-------- ITEMS --------
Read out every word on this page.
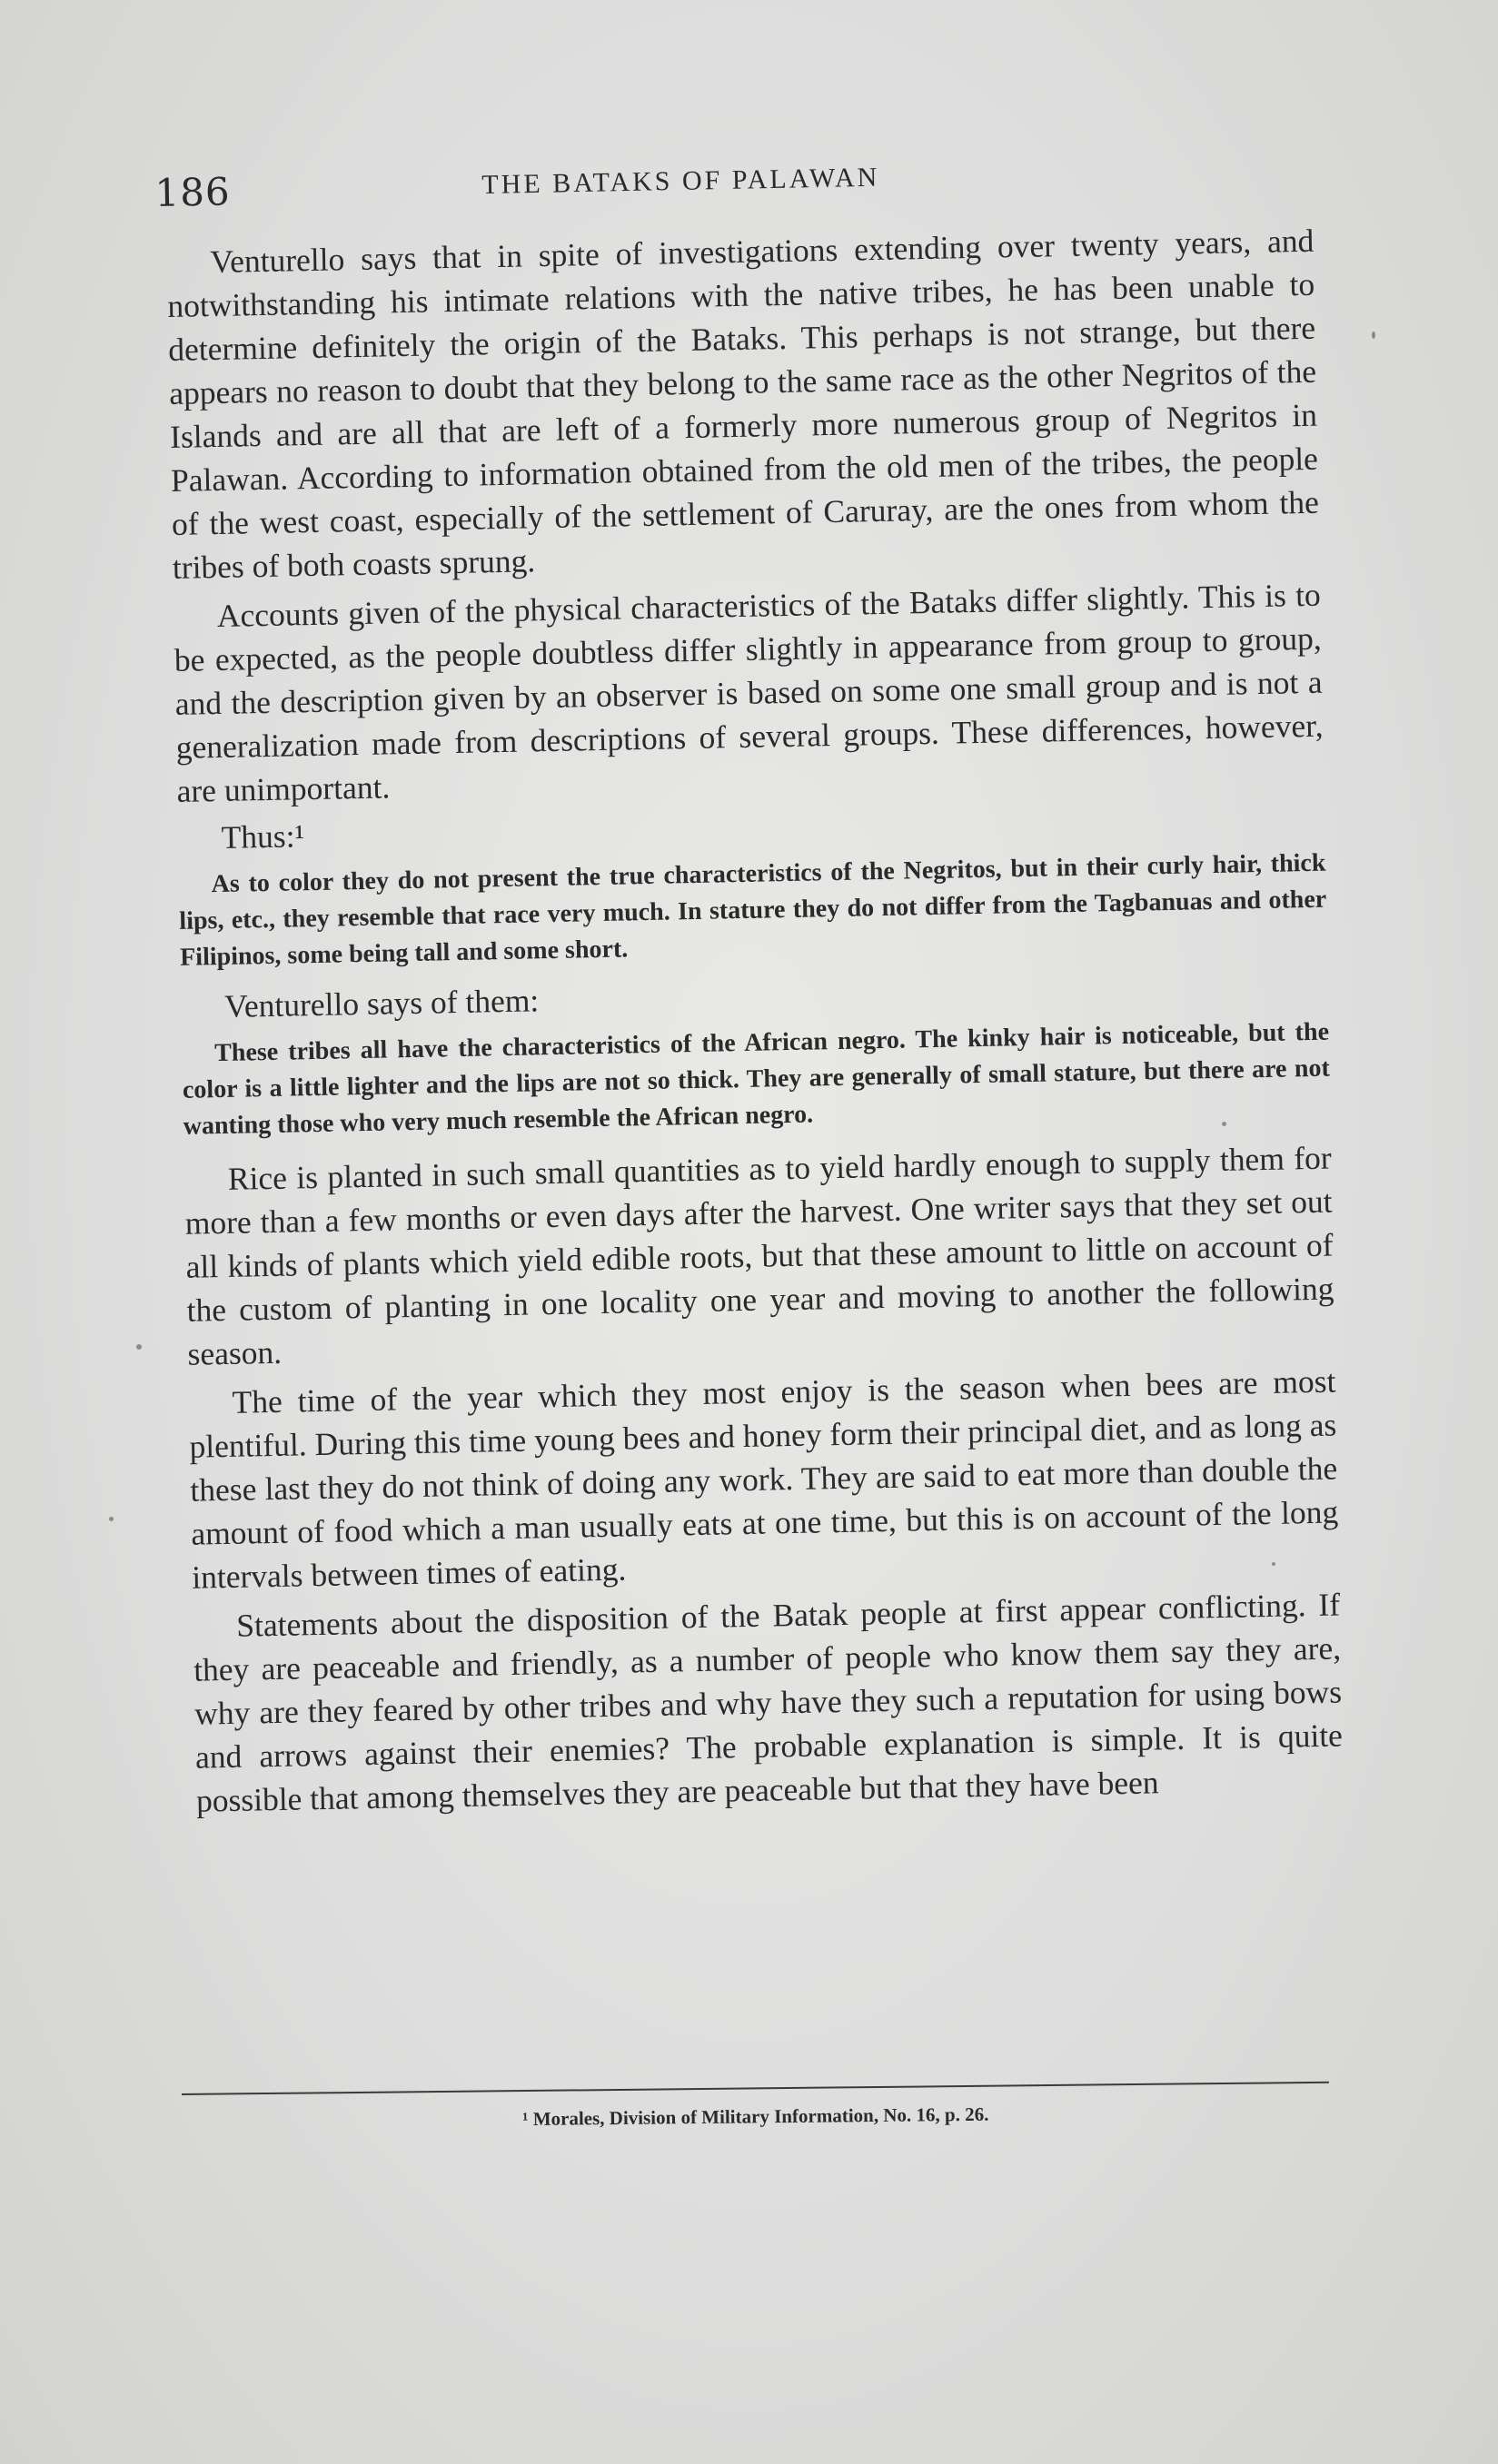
186	THE BATAKS OF PALAWAN

Venturello says that in spite of investigations extending over twenty years, and notwithstanding his intimate relations with the native tribes, he has been unable to determine definitely the origin of the Bataks. This perhaps is not strange, but there appears no reason to doubt that they belong to the same race as the other Negritos of the Islands and are all that are left of a formerly more numerous group of Negritos in Palawan. According to information obtained from the old men of the tribes, the people of the west coast, especially of the settlement of Caruray, are the ones from whom the tribes of both coasts sprung.

Accounts given of the physical characteristics of the Bataks differ slightly. This is to be expected, as the people doubtless differ slightly in appearance from group to group, and the description given by an observer is based on some one small group and is not a generalization made from descriptions of several groups. These differences, however, are unimportant.

Thus:¹

As to color they do not present the true characteristics of the Negritos, but in their curly hair, thick lips, etc., they resemble that race very much. In stature they do not differ from the Tagbanuas and other Filipinos, some being tall and some short.

Venturello says of them:

These tribes all have the characteristics of the African negro. The kinky hair is noticeable, but the color is a little lighter and the lips are not so thick. They are generally of small stature, but there are not wanting those who very much resemble the African negro.

Rice is planted in such small quantities as to yield hardly enough to supply them for more than a few months or even days after the harvest. One writer says that they set out all kinds of plants which yield edible roots, but that these amount to little on account of the custom of planting in one locality one year and moving to another the following season.

The time of the year which they most enjoy is the season when bees are most plentiful. During this time young bees and honey form their principal diet, and as long as these last they do not think of doing any work. They are said to eat more than double the amount of food which a man usually eats at one time, but this is on account of the long intervals between times of eating.

Statements about the disposition of the Batak people at first appear conflicting. If they are peaceable and friendly, as a number of people who know them say they are, why are they feared by other tribes and why have they such a reputation for using bows and arrows against their enemies? The probable explanation is simple. It is quite possible that among themselves they are peaceable but that they have been

¹ Morales, Division of Military Information, No. 16, p. 26.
--------
Quote all of the entries word for word, omitting any pictures.

Read out every word on this page.
186	THE BATAKS OF PALAWAN

Venturello says that in spite of investigations extending over twenty years, and notwithstanding his intimate relations with the native tribes, he has been unable to determine definitely the origin of the Bataks. This perhaps is not strange, but there appears no reason to doubt that they belong to the same race as the other Negritos of the Islands and are all that are left of a formerly more numerous group of Negritos in Palawan. According to information obtained from the old men of the tribes, the people of the west coast, especially of the settlement of Caruray, are the ones from whom the tribes of both coasts sprung.

Accounts given of the physical characteristics of the Bataks differ slightly. This is to be expected, as the people doubtless differ slightly in appearance from group to group, and the description given by an observer is based on some one small group and is not a generalization made from descriptions of several groups. These differences, however, are unimportant.

Thus:¹

As to color they do not present the true characteristics of the Negritos, but in their curly hair, thick lips, etc., they resemble that race very much. In stature they do not differ from the Tagbanuas and other Filipinos, some being tall and some short.

Venturello says of them:

These tribes all have the characteristics of the African negro. The kinky hair is noticeable, but the color is a little lighter and the lips are not so thick. They are generally of small stature, but there are not wanting those who very much resemble the African negro.

Rice is planted in such small quantities as to yield hardly enough to supply them for more than a few months or even days after the harvest. One writer says that they set out all kinds of plants which yield edible roots, but that these amount to little on account of the custom of planting in one locality one year and moving to another the following season.

The time of the year which they most enjoy is the season when bees are most plentiful. During this time young bees and honey form their principal diet, and as long as these last they do not think of doing any work. They are said to eat more than double the amount of food which a man usually eats at one time, but this is on account of the long intervals between times of eating.

Statements about the disposition of the Batak people at first appear conflicting. If they are peaceable and friendly, as a number of people who know them say they are, why are they feared by other tribes and why have they such a reputation for using bows and arrows against their enemies? The probable explanation is simple. It is quite possible that among themselves they are peaceable but that they have been

¹ Morales, Division of Military Information, No. 16, p. 26.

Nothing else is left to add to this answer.